DATASET EXCERPTS »
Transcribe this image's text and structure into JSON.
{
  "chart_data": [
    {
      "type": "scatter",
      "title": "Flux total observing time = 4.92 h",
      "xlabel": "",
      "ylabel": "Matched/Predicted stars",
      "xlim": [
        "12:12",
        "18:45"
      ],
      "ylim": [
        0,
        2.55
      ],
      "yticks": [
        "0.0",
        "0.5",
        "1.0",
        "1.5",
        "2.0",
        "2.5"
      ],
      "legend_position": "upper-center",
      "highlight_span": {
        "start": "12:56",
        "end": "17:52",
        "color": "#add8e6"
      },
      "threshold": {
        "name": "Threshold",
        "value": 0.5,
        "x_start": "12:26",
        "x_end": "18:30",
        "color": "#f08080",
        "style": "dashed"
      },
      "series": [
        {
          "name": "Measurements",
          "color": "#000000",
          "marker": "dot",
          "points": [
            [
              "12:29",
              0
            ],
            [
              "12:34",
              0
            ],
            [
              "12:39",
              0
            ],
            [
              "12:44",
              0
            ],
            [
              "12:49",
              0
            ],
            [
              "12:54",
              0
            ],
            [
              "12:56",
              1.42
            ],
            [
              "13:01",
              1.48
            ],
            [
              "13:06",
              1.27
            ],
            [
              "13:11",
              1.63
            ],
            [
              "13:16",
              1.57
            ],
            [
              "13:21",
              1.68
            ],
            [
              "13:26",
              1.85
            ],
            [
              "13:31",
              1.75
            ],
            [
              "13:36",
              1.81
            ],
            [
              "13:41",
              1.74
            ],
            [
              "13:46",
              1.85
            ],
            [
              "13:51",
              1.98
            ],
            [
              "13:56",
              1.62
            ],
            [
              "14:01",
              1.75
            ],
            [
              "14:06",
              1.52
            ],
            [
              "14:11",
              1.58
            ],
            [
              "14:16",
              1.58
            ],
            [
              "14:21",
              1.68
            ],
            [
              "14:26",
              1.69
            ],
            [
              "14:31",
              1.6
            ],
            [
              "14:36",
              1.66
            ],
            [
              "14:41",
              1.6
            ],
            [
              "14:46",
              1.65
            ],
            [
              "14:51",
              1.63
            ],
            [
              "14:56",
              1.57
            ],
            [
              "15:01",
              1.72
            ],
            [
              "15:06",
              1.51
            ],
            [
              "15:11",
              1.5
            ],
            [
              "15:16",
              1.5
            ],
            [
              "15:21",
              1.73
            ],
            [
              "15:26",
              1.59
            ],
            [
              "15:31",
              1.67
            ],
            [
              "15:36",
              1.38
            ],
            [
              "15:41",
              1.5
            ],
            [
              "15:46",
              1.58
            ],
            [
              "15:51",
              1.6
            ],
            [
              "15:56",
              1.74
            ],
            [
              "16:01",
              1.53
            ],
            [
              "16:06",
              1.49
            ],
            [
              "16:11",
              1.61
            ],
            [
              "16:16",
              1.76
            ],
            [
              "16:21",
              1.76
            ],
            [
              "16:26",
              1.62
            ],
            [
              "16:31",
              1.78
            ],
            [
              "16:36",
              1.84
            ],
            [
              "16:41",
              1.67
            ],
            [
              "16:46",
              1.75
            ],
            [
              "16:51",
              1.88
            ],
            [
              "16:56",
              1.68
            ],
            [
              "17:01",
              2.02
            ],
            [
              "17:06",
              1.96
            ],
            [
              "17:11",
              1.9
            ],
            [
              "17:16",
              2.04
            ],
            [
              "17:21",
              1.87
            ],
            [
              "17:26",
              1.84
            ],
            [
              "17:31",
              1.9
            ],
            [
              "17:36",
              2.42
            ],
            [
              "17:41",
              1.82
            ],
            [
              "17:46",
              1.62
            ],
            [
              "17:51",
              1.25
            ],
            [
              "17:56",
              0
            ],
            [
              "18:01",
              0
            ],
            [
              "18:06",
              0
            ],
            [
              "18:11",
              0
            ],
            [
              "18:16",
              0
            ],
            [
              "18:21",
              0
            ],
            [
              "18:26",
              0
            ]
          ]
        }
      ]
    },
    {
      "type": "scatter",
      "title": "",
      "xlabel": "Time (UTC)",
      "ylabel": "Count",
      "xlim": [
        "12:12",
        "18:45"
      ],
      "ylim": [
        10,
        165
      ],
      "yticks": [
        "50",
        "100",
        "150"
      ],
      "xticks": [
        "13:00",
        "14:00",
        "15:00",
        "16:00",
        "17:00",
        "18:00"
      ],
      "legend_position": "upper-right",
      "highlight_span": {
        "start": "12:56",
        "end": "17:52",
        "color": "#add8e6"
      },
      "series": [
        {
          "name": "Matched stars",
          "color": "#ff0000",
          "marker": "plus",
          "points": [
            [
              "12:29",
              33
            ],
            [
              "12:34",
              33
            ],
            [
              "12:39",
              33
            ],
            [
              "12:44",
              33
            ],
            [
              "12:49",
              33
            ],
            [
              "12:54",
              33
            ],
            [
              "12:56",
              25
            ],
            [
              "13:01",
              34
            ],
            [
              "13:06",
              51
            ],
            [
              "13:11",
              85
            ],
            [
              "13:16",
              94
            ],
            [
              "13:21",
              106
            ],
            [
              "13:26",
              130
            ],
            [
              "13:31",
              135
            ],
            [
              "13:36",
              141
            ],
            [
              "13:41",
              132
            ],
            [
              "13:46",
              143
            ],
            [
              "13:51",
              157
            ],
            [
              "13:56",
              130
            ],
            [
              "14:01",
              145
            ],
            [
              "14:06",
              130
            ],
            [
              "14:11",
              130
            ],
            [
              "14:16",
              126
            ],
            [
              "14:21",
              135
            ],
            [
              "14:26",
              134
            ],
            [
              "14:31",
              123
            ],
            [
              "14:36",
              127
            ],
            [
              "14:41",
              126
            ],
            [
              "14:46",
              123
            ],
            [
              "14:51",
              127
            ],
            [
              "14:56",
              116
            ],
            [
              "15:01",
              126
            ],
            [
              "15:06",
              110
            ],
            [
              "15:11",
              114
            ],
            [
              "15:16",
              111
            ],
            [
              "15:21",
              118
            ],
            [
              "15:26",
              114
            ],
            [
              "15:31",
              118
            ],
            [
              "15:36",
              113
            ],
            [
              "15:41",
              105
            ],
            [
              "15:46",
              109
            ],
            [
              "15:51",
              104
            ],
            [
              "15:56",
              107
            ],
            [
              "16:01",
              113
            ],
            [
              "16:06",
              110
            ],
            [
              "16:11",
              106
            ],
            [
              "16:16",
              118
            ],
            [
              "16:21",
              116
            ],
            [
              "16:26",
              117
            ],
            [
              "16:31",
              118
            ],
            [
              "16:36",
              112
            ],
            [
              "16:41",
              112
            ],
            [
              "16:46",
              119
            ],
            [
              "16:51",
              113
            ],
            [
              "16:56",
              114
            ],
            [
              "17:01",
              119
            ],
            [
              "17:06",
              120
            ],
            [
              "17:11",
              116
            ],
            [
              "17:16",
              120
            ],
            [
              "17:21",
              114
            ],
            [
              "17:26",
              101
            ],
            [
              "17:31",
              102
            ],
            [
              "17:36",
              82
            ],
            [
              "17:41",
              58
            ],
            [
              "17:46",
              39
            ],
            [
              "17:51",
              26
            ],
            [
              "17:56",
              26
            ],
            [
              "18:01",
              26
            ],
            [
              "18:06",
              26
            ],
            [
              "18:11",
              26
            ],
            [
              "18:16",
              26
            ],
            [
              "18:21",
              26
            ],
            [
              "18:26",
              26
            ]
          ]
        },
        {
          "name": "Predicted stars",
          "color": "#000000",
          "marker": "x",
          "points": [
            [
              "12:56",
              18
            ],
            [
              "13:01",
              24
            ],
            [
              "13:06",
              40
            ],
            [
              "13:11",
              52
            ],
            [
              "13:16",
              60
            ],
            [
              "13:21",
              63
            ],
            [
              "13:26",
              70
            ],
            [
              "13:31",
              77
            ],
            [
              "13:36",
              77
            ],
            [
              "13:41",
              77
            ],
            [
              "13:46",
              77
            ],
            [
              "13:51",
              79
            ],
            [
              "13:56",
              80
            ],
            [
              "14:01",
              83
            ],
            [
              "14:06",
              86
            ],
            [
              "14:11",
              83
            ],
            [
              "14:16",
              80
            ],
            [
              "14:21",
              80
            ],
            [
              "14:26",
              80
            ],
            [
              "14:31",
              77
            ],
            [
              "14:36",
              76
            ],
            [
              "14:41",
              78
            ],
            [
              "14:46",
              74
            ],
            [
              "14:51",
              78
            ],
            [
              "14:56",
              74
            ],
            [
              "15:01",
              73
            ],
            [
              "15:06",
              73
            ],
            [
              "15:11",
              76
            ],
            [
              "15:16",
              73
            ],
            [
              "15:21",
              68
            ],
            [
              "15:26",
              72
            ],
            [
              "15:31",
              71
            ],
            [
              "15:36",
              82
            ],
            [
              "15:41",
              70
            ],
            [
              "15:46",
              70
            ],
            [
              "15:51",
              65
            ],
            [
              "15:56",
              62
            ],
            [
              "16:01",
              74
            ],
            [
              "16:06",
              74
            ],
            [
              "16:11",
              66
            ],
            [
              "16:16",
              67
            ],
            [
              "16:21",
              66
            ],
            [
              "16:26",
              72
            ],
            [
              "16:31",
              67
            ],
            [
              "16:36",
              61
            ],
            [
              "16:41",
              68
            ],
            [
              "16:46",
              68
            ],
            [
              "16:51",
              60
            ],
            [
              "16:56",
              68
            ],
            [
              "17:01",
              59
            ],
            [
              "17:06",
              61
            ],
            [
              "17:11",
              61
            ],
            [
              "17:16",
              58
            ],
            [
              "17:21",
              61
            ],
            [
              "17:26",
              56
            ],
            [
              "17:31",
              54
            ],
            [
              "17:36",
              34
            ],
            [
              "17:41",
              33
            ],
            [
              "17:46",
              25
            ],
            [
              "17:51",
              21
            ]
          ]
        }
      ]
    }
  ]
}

TASK BRIEF »
Reply with the number of lines in the preceding entries that contain "upper", and no other words.

RESULT FOR THIS TASK »
2